» SET PROBLEM
Write out each record below exactly as it appears, with no pictures.

» Stored items
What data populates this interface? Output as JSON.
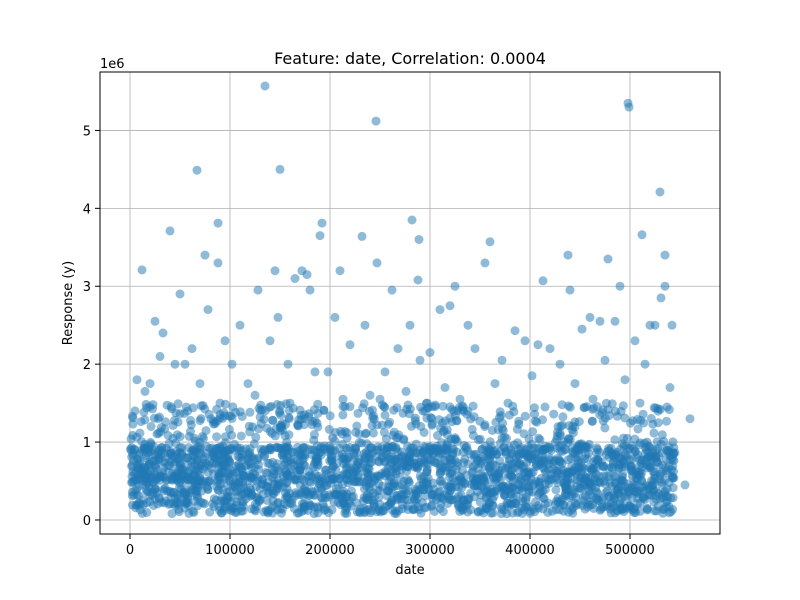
{
  "chart_data": {
    "type": "scatter",
    "title": "Feature: date, Correlation: 0.0004",
    "xlabel": "date",
    "ylabel": "Response (y)",
    "y_multiplier_label": "1e6",
    "xlim": [
      -30000,
      590000
    ],
    "ylim": [
      -0.18,
      5.75
    ],
    "y_unit": "1e6",
    "x_ticks": [
      0,
      100000,
      200000,
      300000,
      400000,
      500000
    ],
    "x_tick_labels": [
      "0",
      "100000",
      "200000",
      "300000",
      "400000",
      "500000"
    ],
    "y_ticks": [
      0,
      1,
      2,
      3,
      4,
      5
    ],
    "y_tick_labels": [
      "0",
      "1",
      "2",
      "3",
      "4",
      "5"
    ],
    "grid": true,
    "marker_color": "#1f77b4",
    "marker_alpha": 0.5,
    "dense_band": {
      "x_range": [
        0,
        545000
      ],
      "y_range": [
        0.08,
        0.95
      ],
      "approx_points": 2500
    },
    "series": [
      {
        "x": [
          135000,
          498000,
          499000,
          246000,
          67000,
          150000,
          530000,
          40000,
          88000,
          192000,
          282000,
          512000,
          190000,
          232000,
          289000,
          355000,
          360000,
          75000,
          88000,
          247000,
          172000,
          177000,
          145000,
          165000,
          210000,
          325000,
          490000,
          535000,
          535000,
          438000,
          478000,
          440000,
          262000,
          288000,
          413000,
          531000,
          525000,
          50000,
          78000,
          128000,
          148000,
          180000,
          205000,
          235000,
          280000,
          310000,
          320000,
          385000,
          460000,
          470000,
          505000,
          7000,
          12000,
          25000,
          33000,
          45000,
          62000,
          95000,
          110000,
          158000,
          220000,
          268000,
          300000,
          338000,
          395000,
          420000,
          452000,
          485000,
          520000,
          542000,
          560000,
          555000,
          30000,
          55000,
          102000,
          140000,
          185000,
          255000,
          290000,
          345000,
          372000,
          408000,
          430000,
          475000,
          515000,
          20000,
          70000,
          118000,
          198000,
          240000,
          276000,
          315000,
          365000,
          402000,
          445000,
          495000,
          540000,
          5000,
          15000,
          90000,
          125000,
          160000,
          213000,
          250000,
          297000,
          330000,
          378000,
          415000,
          463000,
          510000,
          537000
        ],
        "y": [
          5.57,
          5.35,
          5.3,
          5.12,
          4.49,
          4.5,
          4.21,
          3.71,
          3.81,
          3.81,
          3.85,
          3.66,
          3.65,
          3.64,
          3.6,
          3.3,
          3.57,
          3.4,
          3.3,
          3.3,
          3.2,
          3.15,
          3.2,
          3.1,
          3.2,
          3.0,
          3.0,
          3.4,
          3.0,
          3.4,
          3.35,
          2.95,
          2.95,
          3.08,
          3.07,
          2.85,
          2.5,
          2.9,
          2.7,
          2.95,
          2.6,
          2.95,
          2.6,
          2.5,
          2.5,
          2.7,
          2.75,
          2.43,
          2.6,
          2.55,
          2.3,
          1.8,
          3.21,
          2.55,
          2.4,
          2.0,
          2.2,
          2.3,
          2.5,
          2.0,
          2.25,
          2.2,
          2.15,
          2.5,
          2.3,
          2.2,
          2.45,
          2.55,
          2.5,
          2.5,
          1.3,
          0.45,
          2.1,
          2.0,
          2.0,
          2.3,
          1.9,
          1.9,
          2.05,
          2.2,
          2.05,
          2.25,
          2.0,
          2.05,
          2.0,
          1.75,
          1.75,
          1.75,
          1.9,
          1.6,
          1.65,
          1.7,
          1.75,
          1.85,
          1.75,
          1.8,
          1.7,
          1.4,
          1.65,
          1.5,
          1.6,
          1.5,
          1.55,
          1.55,
          1.5,
          1.55,
          1.5,
          1.45,
          1.55,
          1.5,
          1.45
        ]
      }
    ]
  }
}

» ANSWER BELOW
What data populates this interface? Output as JSON.
{
  "chart_data": {
    "type": "scatter",
    "title": "Feature: date, Correlation: 0.0004",
    "xlabel": "date",
    "ylabel": "Response (y)",
    "y_multiplier_label": "1e6",
    "xlim": [
      -30000,
      590000
    ],
    "ylim": [
      -0.18,
      5.75
    ],
    "y_unit": "1e6",
    "x_ticks": [
      0,
      100000,
      200000,
      300000,
      400000,
      500000
    ],
    "x_tick_labels": [
      "0",
      "100000",
      "200000",
      "300000",
      "400000",
      "500000"
    ],
    "y_ticks": [
      0,
      1,
      2,
      3,
      4,
      5
    ],
    "y_tick_labels": [
      "0",
      "1",
      "2",
      "3",
      "4",
      "5"
    ],
    "grid": true,
    "marker_color": "#1f77b4",
    "marker_alpha": 0.5,
    "dense_band": {
      "x_range": [
        0,
        545000
      ],
      "y_range": [
        0.08,
        0.95
      ],
      "approx_points": 2500
    },
    "series": [
      {
        "x": [
          135000,
          498000,
          499000,
          246000,
          67000,
          150000,
          530000,
          40000,
          88000,
          192000,
          282000,
          512000,
          190000,
          232000,
          289000,
          355000,
          360000,
          75000,
          88000,
          247000,
          172000,
          177000,
          145000,
          165000,
          210000,
          325000,
          490000,
          535000,
          535000,
          438000,
          478000,
          440000,
          262000,
          288000,
          413000,
          531000,
          525000,
          50000,
          78000,
          128000,
          148000,
          180000,
          205000,
          235000,
          280000,
          310000,
          320000,
          385000,
          460000,
          470000,
          505000,
          7000,
          12000,
          25000,
          33000,
          45000,
          62000,
          95000,
          110000,
          158000,
          220000,
          268000,
          300000,
          338000,
          395000,
          420000,
          452000,
          485000,
          520000,
          542000,
          560000,
          555000,
          30000,
          55000,
          102000,
          140000,
          185000,
          255000,
          290000,
          345000,
          372000,
          408000,
          430000,
          475000,
          515000,
          20000,
          70000,
          118000,
          198000,
          240000,
          276000,
          315000,
          365000,
          402000,
          445000,
          495000,
          540000,
          5000,
          15000,
          90000,
          125000,
          160000,
          213000,
          250000,
          297000,
          330000,
          378000,
          415000,
          463000,
          510000,
          537000
        ],
        "y": [
          5.57,
          5.35,
          5.3,
          5.12,
          4.49,
          4.5,
          4.21,
          3.71,
          3.81,
          3.81,
          3.85,
          3.66,
          3.65,
          3.64,
          3.6,
          3.3,
          3.57,
          3.4,
          3.3,
          3.3,
          3.2,
          3.15,
          3.2,
          3.1,
          3.2,
          3.0,
          3.0,
          3.4,
          3.0,
          3.4,
          3.35,
          2.95,
          2.95,
          3.08,
          3.07,
          2.85,
          2.5,
          2.9,
          2.7,
          2.95,
          2.6,
          2.95,
          2.6,
          2.5,
          2.5,
          2.7,
          2.75,
          2.43,
          2.6,
          2.55,
          2.3,
          1.8,
          3.21,
          2.55,
          2.4,
          2.0,
          2.2,
          2.3,
          2.5,
          2.0,
          2.25,
          2.2,
          2.15,
          2.5,
          2.3,
          2.2,
          2.45,
          2.55,
          2.5,
          2.5,
          1.3,
          0.45,
          2.1,
          2.0,
          2.0,
          2.3,
          1.9,
          1.9,
          2.05,
          2.2,
          2.05,
          2.25,
          2.0,
          2.05,
          2.0,
          1.75,
          1.75,
          1.75,
          1.9,
          1.6,
          1.65,
          1.7,
          1.75,
          1.85,
          1.75,
          1.8,
          1.7,
          1.4,
          1.65,
          1.5,
          1.6,
          1.5,
          1.55,
          1.55,
          1.5,
          1.55,
          1.5,
          1.45,
          1.55,
          1.5,
          1.45
        ]
      }
    ]
  }
}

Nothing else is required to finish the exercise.